=== Task objective ===
Work out how many lines in the listing below include the word "Chrome". Give nothing but the number.

=== Dataset records ===
-----

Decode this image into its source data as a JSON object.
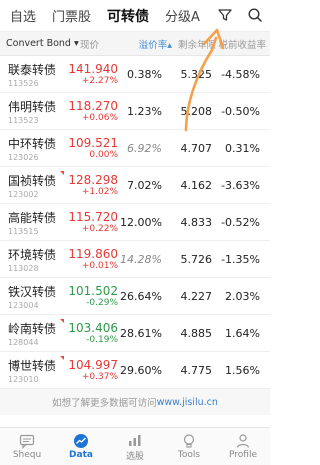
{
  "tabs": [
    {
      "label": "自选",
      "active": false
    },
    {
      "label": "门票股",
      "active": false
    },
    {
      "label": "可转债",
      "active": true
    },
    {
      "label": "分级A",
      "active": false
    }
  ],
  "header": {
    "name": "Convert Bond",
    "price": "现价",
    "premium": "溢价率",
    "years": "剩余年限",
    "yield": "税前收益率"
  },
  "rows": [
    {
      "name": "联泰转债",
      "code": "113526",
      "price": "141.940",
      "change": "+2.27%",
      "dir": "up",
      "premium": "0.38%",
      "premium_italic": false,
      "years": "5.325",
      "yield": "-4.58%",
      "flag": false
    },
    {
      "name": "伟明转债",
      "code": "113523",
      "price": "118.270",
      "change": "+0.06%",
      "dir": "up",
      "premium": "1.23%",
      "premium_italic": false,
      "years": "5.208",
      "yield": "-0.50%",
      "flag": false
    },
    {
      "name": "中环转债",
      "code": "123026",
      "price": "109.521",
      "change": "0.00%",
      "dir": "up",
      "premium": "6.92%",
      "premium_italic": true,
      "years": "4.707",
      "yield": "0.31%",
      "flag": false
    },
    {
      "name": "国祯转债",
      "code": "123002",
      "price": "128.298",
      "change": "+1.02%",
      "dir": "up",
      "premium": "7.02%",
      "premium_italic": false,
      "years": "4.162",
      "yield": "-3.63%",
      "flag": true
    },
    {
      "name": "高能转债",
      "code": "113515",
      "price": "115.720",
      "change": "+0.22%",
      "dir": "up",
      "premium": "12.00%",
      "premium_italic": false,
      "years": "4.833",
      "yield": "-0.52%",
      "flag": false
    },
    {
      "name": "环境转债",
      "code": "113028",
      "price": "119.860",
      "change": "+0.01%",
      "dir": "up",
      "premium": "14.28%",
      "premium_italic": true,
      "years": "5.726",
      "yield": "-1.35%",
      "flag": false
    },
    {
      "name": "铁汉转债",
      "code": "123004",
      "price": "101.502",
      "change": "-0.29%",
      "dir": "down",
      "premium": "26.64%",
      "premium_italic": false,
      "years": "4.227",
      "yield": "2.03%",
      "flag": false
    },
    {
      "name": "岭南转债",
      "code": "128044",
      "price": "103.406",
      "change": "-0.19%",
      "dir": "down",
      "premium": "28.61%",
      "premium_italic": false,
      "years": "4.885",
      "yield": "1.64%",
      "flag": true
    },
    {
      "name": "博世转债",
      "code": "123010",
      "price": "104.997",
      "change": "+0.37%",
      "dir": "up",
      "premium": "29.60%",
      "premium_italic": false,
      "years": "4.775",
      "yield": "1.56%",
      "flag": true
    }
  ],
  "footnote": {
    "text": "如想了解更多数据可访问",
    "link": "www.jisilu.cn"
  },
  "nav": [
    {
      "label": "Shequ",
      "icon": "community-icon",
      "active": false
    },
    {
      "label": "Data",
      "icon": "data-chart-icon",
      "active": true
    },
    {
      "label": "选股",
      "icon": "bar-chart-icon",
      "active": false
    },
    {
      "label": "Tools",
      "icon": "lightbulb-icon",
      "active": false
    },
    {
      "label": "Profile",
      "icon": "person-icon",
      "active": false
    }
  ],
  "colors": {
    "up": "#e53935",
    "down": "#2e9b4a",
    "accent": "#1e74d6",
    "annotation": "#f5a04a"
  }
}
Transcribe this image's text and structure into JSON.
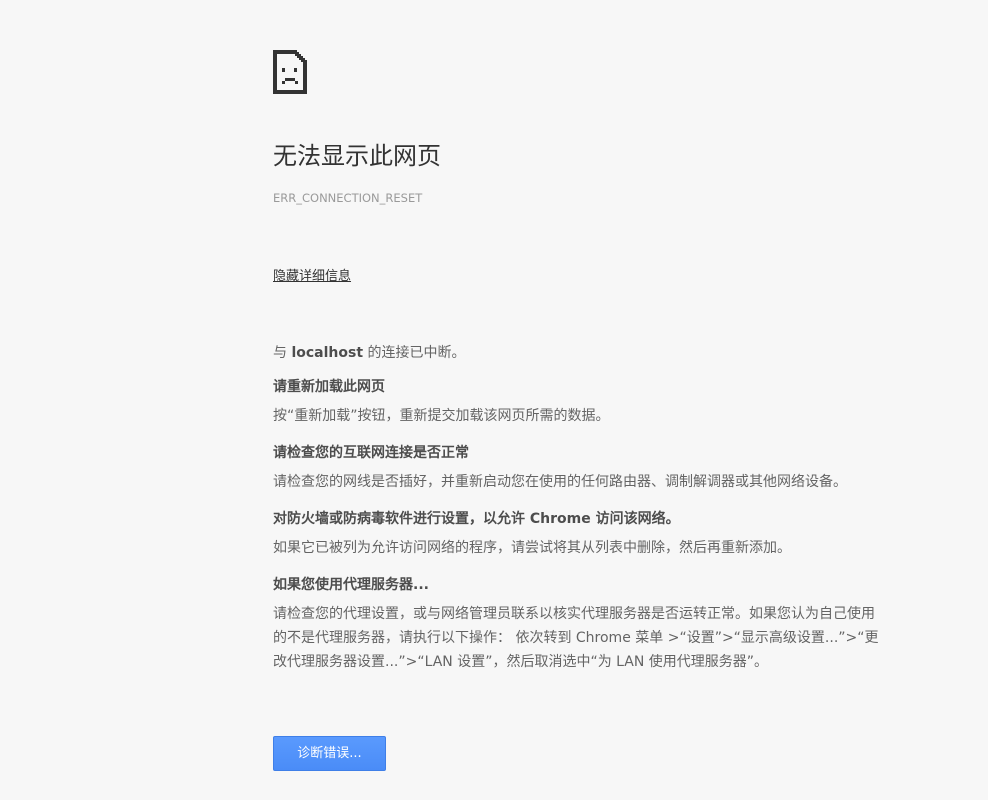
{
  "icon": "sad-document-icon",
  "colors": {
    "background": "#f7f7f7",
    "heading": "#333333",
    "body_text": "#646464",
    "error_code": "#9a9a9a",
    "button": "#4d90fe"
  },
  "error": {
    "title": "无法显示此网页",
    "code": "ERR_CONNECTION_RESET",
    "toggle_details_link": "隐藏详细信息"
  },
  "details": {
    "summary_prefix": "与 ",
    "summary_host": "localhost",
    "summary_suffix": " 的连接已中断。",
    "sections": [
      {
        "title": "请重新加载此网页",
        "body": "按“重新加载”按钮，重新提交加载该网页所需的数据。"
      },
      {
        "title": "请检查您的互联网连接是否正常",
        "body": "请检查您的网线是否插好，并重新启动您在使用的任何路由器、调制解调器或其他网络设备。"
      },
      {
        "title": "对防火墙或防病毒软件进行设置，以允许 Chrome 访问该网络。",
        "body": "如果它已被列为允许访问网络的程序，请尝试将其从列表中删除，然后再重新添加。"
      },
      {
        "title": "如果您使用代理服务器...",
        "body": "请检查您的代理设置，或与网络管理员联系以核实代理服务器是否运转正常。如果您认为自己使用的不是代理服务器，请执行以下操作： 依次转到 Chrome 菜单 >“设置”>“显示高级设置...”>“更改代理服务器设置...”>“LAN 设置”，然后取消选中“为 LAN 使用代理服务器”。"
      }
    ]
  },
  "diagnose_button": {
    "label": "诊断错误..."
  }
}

-----

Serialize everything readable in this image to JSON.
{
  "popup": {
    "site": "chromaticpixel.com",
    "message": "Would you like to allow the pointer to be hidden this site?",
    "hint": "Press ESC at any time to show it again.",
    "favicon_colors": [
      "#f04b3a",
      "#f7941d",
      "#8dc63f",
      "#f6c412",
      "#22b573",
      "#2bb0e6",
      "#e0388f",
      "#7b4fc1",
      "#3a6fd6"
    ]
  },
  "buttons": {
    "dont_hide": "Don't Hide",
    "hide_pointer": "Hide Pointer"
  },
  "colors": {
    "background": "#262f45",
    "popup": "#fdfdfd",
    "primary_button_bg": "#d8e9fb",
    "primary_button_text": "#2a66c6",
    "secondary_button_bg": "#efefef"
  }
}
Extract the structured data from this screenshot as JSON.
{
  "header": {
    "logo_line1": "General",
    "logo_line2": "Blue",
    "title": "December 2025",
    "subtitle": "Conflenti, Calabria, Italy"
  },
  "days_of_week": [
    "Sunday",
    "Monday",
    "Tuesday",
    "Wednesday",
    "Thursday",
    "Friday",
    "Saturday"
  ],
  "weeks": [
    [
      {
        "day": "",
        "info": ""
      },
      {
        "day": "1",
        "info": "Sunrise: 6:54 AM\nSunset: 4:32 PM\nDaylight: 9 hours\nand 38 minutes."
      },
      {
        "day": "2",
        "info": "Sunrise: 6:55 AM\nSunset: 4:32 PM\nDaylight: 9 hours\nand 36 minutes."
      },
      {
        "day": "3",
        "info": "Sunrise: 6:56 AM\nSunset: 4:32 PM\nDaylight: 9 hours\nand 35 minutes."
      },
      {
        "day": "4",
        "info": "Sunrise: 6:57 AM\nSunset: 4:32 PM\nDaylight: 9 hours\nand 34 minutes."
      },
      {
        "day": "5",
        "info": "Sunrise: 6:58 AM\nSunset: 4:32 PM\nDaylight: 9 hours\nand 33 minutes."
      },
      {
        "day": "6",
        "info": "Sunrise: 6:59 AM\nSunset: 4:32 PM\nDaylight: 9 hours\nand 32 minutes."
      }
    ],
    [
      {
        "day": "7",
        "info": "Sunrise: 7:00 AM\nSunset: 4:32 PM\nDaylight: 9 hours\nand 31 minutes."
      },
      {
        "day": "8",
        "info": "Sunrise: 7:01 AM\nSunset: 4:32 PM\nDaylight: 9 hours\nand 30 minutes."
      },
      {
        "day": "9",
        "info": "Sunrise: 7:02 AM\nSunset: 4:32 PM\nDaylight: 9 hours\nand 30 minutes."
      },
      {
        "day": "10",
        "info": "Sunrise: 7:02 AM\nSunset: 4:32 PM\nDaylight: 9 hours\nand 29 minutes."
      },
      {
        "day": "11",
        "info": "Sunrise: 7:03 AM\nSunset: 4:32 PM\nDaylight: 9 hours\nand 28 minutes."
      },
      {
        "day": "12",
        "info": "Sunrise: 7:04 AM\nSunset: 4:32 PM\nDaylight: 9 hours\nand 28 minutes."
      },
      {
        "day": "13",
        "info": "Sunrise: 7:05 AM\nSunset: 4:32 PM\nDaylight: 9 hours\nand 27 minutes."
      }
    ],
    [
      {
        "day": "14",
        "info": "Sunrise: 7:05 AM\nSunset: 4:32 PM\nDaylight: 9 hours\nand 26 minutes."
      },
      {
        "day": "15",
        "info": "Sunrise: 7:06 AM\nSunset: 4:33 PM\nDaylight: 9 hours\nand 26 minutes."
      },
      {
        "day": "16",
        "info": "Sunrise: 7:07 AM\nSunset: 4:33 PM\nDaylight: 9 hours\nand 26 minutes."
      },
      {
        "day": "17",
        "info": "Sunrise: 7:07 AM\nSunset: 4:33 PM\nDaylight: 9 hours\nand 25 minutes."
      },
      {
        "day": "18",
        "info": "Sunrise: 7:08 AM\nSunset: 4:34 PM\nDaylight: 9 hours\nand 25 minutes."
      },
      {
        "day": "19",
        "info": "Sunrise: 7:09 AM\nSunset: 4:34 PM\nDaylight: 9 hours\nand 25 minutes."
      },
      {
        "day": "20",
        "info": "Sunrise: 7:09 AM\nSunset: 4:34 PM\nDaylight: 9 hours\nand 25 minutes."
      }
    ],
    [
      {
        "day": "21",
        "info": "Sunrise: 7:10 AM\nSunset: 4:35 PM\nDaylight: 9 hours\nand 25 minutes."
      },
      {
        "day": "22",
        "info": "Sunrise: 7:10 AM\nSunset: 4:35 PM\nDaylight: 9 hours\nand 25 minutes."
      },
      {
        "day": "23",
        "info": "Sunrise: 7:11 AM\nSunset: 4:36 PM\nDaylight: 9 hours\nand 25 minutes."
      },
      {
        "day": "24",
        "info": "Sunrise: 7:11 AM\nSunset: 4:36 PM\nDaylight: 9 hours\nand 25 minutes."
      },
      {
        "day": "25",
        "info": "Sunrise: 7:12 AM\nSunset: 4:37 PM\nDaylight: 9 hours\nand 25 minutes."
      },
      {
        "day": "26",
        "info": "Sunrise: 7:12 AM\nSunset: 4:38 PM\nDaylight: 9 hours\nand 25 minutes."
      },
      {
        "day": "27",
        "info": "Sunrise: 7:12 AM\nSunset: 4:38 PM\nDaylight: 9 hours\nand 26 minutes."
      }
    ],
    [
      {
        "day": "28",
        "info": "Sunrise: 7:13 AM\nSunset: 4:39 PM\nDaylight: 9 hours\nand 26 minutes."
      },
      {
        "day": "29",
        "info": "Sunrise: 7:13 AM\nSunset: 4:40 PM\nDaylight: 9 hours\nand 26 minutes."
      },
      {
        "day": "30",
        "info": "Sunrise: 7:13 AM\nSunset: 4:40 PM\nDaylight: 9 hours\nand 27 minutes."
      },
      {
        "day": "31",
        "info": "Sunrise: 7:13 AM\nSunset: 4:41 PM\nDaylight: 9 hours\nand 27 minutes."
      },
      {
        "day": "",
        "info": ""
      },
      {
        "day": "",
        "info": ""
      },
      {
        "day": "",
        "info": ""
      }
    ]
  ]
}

-----

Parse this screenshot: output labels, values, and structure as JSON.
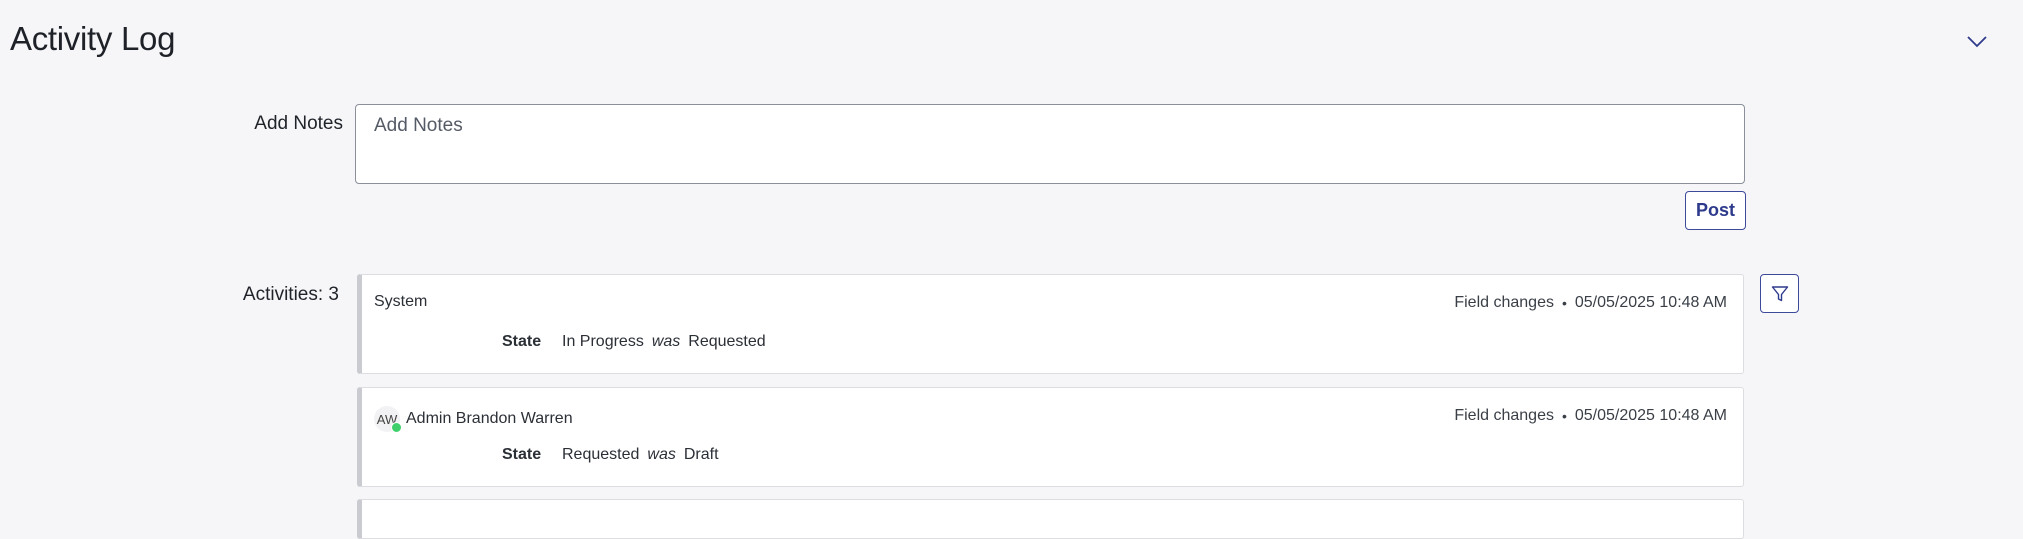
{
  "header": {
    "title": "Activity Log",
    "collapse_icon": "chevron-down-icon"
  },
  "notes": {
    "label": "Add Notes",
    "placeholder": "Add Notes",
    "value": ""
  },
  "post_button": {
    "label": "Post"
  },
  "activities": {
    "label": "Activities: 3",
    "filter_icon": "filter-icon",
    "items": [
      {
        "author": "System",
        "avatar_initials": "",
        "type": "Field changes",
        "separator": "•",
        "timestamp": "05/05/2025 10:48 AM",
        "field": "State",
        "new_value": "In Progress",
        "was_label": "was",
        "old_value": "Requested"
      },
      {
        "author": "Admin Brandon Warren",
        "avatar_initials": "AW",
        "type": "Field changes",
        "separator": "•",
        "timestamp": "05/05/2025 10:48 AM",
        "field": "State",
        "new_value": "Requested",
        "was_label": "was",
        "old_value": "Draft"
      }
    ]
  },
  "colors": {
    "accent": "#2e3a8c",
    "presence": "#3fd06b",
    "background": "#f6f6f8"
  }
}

-----

=== Worked answer ===
2